— start of Source records —

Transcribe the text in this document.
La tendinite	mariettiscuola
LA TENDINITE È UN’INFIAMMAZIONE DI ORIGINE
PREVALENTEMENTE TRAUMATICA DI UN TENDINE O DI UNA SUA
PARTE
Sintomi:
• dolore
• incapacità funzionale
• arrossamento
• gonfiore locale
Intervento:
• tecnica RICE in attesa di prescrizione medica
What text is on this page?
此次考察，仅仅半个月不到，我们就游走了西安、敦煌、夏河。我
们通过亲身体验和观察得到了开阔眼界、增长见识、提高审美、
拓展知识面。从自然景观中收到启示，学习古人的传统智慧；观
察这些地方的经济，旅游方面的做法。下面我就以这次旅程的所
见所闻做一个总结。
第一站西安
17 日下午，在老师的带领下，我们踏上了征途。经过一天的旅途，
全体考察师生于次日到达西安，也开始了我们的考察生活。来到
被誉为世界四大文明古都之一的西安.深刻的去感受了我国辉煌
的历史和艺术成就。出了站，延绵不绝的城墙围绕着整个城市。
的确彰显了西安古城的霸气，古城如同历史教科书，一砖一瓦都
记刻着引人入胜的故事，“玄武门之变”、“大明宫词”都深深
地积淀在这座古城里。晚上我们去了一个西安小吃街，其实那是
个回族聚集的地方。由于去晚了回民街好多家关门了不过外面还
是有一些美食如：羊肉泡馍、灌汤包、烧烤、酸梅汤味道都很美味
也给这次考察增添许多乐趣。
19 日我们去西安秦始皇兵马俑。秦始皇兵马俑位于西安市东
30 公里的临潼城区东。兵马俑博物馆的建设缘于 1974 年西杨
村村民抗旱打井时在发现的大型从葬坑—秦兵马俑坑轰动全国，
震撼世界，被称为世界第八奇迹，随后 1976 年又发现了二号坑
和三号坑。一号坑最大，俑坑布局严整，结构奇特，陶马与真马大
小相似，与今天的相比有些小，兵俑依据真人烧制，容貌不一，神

— end of Source records —

What is expected - Transcribe all entries exactly as they are given.

Final result -
Transcribe the text in this document.
La tendinite	mariettiscuola
LA TENDINITE È UN’INFIAMMAZIONE DI ORIGINE
PREVALENTEMENTE TRAUMATICA DI UN TENDINE O DI UNA SUA
PARTE
Sintomi:
• dolore
• incapacità funzionale
• arrossamento
• gonfiore locale
Intervento:
• tecnica RICE in attesa di prescrizione medica
What text is on this page?
此次考察，仅仅半个月不到，我们就游走了西安、敦煌、夏河。我
们通过亲身体验和观察得到了开阔眼界、增长见识、提高审美、
拓展知识面。从自然景观中收到启示，学习古人的传统智慧；观
察这些地方的经济，旅游方面的做法。下面我就以这次旅程的所
见所闻做一个总结。
第一站西安
17 日下午，在老师的带领下，我们踏上了征途。经过一天的旅途，
全体考察师生于次日到达西安，也开始了我们的考察生活。来到
被誉为世界四大文明古都之一的西安.深刻的去感受了我国辉煌
的历史和艺术成就。出了站，延绵不绝的城墙围绕着整个城市。
的确彰显了西安古城的霸气，古城如同历史教科书，一砖一瓦都
记刻着引人入胜的故事，“玄武门之变”、“大明宫词”都深深
地积淀在这座古城里。晚上我们去了一个西安小吃街，其实那是
个回族聚集的地方。由于去晚了回民街好多家关门了不过外面还
是有一些美食如：羊肉泡馍、灌汤包、烧烤、酸梅汤味道都很美味
也给这次考察增添许多乐趣。
19 日我们去西安秦始皇兵马俑。秦始皇兵马俑位于西安市东
30 公里的临潼城区东。兵马俑博物馆的建设缘于 1974 年西杨
村村民抗旱打井时在发现的大型从葬坑—秦兵马俑坑轰动全国，
震撼世界，被称为世界第八奇迹，随后 1976 年又发现了二号坑
和三号坑。一号坑最大，俑坑布局严整，结构奇特，陶马与真马大
小相似，与今天的相比有些小，兵俑依据真人烧制，容貌不一，神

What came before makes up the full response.